Exercise objective → Exactly reproduce the lines from the one holding "Transcribe the text in this document." through the final line of the listing below, with both ends included and nothing else.

Dataset entries →
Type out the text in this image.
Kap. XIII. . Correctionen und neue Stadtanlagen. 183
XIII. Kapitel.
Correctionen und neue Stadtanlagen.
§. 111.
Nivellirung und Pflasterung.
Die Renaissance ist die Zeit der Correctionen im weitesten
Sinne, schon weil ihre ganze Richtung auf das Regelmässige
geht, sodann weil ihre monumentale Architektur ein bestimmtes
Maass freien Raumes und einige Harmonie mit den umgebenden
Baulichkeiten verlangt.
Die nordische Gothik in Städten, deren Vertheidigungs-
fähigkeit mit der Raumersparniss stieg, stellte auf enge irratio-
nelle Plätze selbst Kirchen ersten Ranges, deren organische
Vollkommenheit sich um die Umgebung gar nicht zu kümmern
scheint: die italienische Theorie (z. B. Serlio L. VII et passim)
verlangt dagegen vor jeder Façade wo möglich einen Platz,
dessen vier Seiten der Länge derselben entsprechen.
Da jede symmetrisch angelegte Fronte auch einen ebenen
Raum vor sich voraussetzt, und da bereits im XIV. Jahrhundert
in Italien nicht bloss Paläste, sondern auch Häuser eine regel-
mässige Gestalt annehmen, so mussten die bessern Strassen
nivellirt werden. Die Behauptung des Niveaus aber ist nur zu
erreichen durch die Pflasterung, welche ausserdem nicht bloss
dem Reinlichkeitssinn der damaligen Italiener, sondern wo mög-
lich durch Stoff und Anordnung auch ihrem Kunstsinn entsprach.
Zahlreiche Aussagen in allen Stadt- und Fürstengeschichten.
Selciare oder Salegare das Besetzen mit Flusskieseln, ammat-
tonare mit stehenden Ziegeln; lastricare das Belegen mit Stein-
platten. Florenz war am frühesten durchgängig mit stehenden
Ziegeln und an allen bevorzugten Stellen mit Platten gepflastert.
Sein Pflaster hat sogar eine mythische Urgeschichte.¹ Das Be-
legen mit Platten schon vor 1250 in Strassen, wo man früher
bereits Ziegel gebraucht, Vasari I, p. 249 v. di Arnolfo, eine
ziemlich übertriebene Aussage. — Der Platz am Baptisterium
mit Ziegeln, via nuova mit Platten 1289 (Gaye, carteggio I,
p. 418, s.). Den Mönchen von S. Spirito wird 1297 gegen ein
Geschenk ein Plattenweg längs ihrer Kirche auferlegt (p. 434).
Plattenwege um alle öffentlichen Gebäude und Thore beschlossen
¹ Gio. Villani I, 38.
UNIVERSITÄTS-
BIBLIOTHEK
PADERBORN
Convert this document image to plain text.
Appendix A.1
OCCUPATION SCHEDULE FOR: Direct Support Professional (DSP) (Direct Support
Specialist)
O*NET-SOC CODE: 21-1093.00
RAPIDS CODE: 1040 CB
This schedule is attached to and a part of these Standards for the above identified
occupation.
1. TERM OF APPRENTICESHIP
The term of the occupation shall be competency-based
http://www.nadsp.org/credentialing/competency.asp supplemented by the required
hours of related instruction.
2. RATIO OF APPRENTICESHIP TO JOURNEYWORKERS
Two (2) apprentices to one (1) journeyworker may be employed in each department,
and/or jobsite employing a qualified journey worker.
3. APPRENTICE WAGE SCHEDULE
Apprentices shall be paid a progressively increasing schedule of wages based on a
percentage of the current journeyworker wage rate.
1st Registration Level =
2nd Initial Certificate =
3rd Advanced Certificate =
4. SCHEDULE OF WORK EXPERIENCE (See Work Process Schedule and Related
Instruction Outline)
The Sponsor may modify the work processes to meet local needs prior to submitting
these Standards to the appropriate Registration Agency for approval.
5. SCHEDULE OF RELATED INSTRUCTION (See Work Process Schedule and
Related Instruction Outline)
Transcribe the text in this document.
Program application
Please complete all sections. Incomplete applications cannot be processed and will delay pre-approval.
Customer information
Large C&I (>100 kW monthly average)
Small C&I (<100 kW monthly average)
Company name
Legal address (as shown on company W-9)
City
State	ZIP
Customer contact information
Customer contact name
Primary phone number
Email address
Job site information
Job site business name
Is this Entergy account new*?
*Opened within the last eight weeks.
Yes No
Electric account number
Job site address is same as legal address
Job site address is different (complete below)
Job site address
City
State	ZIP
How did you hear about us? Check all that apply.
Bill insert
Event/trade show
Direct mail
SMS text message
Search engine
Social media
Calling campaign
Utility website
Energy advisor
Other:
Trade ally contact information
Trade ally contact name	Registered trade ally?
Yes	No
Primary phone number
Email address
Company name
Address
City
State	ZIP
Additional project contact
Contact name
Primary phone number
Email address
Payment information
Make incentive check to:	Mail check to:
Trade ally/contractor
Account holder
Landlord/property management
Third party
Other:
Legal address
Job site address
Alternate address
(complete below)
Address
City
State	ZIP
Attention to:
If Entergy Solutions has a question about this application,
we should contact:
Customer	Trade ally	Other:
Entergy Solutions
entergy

Written solution →
Transcribe the text in this document.
Program application
Please complete all sections. Incomplete applications cannot be processed and will delay pre-approval.
Customer information
Large C&I (>100 kW monthly average)
Small C&I (<100 kW monthly average)
Company name
Legal address (as shown on company W-9)
City
State	ZIP
Customer contact information
Customer contact name
Primary phone number
Email address
Job site information
Job site business name
Is this Entergy account new*?
*Opened within the last eight weeks.
Yes No
Electric account number
Job site address is same as legal address
Job site address is different (complete below)
Job site address
City
State	ZIP
How did you hear about us? Check all that apply.
Bill insert
Event/trade show
Direct mail
SMS text message
Search engine
Social media
Calling campaign
Utility website
Energy advisor
Other:
Trade ally contact information
Trade ally contact name	Registered trade ally?
Yes	No
Primary phone number
Email address
Company name
Address
City
State	ZIP
Additional project contact
Contact name
Primary phone number
Email address
Payment information
Make incentive check to:	Mail check to:
Trade ally/contractor
Account holder
Landlord/property management
Third party
Other:
Legal address
Job site address
Alternate address
(complete below)
Address
City
State	ZIP
Attention to:
If Entergy Solutions has a question about this application,
we should contact:
Customer	Trade ally	Other:
Entergy Solutions
entergy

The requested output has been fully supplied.